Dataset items
══════════════════════════════

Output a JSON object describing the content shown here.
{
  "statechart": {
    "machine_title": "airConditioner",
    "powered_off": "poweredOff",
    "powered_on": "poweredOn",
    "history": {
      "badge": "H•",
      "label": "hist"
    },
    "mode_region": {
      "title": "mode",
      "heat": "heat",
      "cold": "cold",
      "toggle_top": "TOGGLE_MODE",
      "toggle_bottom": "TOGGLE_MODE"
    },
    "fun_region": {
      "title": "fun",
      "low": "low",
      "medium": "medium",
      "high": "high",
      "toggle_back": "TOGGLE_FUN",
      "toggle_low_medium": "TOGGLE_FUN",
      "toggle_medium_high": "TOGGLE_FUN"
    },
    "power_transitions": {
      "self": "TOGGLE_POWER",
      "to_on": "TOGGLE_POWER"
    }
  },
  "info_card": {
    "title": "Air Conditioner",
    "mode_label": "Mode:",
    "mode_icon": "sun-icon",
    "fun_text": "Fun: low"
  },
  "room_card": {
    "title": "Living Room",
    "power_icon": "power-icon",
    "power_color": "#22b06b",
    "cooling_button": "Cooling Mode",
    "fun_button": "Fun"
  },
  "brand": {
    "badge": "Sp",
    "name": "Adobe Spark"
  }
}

══════════════════════════════

Exercise aim: Print out every entry, keeping each one exact.

Exercise result:
Output a JSON object describing the content shown here.
{
  "statechart": {
    "machine_title": "airConditioner",
    "powered_off": "poweredOff",
    "powered_on": "poweredOn",
    "history": {
      "badge": "H•",
      "label": "hist"
    },
    "mode_region": {
      "title": "mode",
      "heat": "heat",
      "cold": "cold",
      "toggle_top": "TOGGLE_MODE",
      "toggle_bottom": "TOGGLE_MODE"
    },
    "fun_region": {
      "title": "fun",
      "low": "low",
      "medium": "medium",
      "high": "high",
      "toggle_back": "TOGGLE_FUN",
      "toggle_low_medium": "TOGGLE_FUN",
      "toggle_medium_high": "TOGGLE_FUN"
    },
    "power_transitions": {
      "self": "TOGGLE_POWER",
      "to_on": "TOGGLE_POWER"
    }
  },
  "info_card": {
    "title": "Air Conditioner",
    "mode_label": "Mode:",
    "mode_icon": "sun-icon",
    "fun_text": "Fun: low"
  },
  "room_card": {
    "title": "Living Room",
    "power_icon": "power-icon",
    "power_color": "#22b06b",
    "cooling_button": "Cooling Mode",
    "fun_button": "Fun"
  },
  "brand": {
    "badge": "Sp",
    "name": "Adobe Spark"
  }
}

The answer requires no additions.